Texto proporcionado:
★ ★ ★ ★ ★

Al despertar y comprobar su sueño realizado tocó los objetos más cercanos, transmutados en el acto en objetos de oro. Corrió lleno de plenitud hasta su jardín y tomó una rosa, la cual al ser cosificada en oro no pudo darle el aroma que aspiraba. Quiso tomar los primeros alimentos del día pero casi pierde los dientes al morder un pan duro y rutilante. Al contestar las caricias de su mascota ésta quedó convertida en una bella gata de adorno. Cuando apenas empezaba a llorar su tragedia su hija Zoe lo abrazo para consolarlo, al tratar de alejarla de su maldición la dejó convertida en una estatua de culto.
Pidió ahora la misericordia de Dionisio, la cual conmovió; como todo Dios soberano al abdicar de su designio le exigió una penitencia inversa al tamaño de la ambición que le reprochaba: ¡tendrás que renunciar a todas tus riquezas!
El Rey Midas cumplió y se retiró a una cabaña en el bosque a disfrutar la intimidad de su felicidad restablecida. Para poder recuperar las riquezas de su corazón les roció un poco de las aguas prístinas del río Pactulo; volvió a aspirar la fragancia de la rosa, el aroma y blandura del pan, el mimo de su gata enternecida y el abrazo de su hija que bañaba su ser.

★ ★ ★ ★ ★

Registros de datos:
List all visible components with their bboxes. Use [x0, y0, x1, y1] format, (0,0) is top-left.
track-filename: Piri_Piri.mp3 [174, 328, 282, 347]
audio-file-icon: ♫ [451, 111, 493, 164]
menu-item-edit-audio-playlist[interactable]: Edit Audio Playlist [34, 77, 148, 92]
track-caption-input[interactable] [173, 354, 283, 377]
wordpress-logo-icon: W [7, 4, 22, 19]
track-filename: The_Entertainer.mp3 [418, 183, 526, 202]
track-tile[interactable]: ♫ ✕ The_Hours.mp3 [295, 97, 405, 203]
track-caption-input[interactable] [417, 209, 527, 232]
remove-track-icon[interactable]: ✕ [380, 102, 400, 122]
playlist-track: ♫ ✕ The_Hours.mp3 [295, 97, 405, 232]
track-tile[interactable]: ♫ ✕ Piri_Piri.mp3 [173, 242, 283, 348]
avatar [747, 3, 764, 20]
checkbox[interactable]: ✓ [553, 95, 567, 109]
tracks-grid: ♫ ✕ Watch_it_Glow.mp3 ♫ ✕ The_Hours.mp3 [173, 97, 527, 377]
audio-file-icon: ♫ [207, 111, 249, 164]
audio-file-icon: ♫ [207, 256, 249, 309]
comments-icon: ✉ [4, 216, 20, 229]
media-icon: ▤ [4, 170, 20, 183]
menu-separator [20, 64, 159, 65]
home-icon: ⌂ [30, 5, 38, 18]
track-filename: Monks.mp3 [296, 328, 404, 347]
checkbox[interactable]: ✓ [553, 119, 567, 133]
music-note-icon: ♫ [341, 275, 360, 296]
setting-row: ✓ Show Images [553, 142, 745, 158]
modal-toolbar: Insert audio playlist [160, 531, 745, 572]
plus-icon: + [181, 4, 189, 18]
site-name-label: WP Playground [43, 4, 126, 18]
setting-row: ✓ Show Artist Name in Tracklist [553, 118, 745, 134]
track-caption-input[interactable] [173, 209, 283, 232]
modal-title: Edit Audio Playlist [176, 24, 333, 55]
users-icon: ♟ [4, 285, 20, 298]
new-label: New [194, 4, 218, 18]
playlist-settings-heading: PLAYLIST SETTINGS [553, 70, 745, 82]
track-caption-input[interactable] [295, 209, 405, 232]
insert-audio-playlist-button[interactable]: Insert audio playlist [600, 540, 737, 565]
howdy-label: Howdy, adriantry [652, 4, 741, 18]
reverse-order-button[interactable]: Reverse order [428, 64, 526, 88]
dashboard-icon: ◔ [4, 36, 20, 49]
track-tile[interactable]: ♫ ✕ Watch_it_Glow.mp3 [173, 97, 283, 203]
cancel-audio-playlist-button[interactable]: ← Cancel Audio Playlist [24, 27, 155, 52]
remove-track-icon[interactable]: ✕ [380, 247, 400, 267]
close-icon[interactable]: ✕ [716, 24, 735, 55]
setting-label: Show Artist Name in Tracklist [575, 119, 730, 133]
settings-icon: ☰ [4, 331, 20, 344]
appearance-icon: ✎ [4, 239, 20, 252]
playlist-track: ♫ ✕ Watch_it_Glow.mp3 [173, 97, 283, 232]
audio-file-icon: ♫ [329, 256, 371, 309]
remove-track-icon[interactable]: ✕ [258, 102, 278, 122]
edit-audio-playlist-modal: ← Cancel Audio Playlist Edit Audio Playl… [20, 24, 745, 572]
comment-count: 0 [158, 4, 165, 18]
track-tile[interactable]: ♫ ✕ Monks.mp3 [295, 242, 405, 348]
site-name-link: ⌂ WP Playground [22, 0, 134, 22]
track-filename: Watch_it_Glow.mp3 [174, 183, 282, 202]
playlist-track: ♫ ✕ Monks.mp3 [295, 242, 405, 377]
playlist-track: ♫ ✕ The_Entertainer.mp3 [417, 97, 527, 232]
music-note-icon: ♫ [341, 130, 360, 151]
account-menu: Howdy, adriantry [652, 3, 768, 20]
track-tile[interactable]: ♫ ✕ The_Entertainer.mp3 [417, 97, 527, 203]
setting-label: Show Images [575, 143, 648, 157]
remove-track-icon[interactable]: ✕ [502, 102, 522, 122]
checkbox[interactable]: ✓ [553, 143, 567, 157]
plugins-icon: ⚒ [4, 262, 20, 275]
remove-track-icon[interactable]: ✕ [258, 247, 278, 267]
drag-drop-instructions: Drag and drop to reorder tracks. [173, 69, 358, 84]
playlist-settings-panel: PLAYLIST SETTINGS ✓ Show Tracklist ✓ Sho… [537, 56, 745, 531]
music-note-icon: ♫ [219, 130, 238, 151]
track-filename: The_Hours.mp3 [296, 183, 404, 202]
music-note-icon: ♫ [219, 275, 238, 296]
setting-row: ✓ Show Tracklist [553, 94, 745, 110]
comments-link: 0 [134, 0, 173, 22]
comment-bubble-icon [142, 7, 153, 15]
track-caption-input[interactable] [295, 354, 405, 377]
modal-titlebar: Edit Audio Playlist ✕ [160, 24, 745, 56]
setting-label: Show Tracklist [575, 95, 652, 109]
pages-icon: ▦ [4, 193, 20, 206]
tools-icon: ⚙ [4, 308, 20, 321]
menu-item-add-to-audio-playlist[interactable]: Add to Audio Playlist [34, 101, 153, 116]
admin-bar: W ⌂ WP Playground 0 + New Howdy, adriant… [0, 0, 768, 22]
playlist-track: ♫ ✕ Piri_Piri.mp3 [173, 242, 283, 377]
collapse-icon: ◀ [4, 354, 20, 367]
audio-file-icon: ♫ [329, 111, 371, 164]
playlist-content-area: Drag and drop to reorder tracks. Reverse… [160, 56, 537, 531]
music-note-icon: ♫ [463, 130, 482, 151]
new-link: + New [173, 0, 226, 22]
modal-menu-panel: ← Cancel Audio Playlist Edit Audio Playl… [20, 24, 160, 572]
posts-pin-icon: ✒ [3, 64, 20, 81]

★ ★ ★ ★ ★

Orden de trabajo 1:
Según el relato del rey Midas, ¿adónde se retiró Midas tras cumplir la penitencia?
Orden de trabajo 2:
Enumera todo lo que Midas vuelve a disfrutar en el último párrafo del relato del rey Midas.

Resultado del ejercicio 1:
A una cabaña en el bosque.

Resultado del ejercicio 2:
- La fragancia de la rosa
- El aroma y la blandura del pan
- El mimo de su gata enternecida
- El abrazo de su hija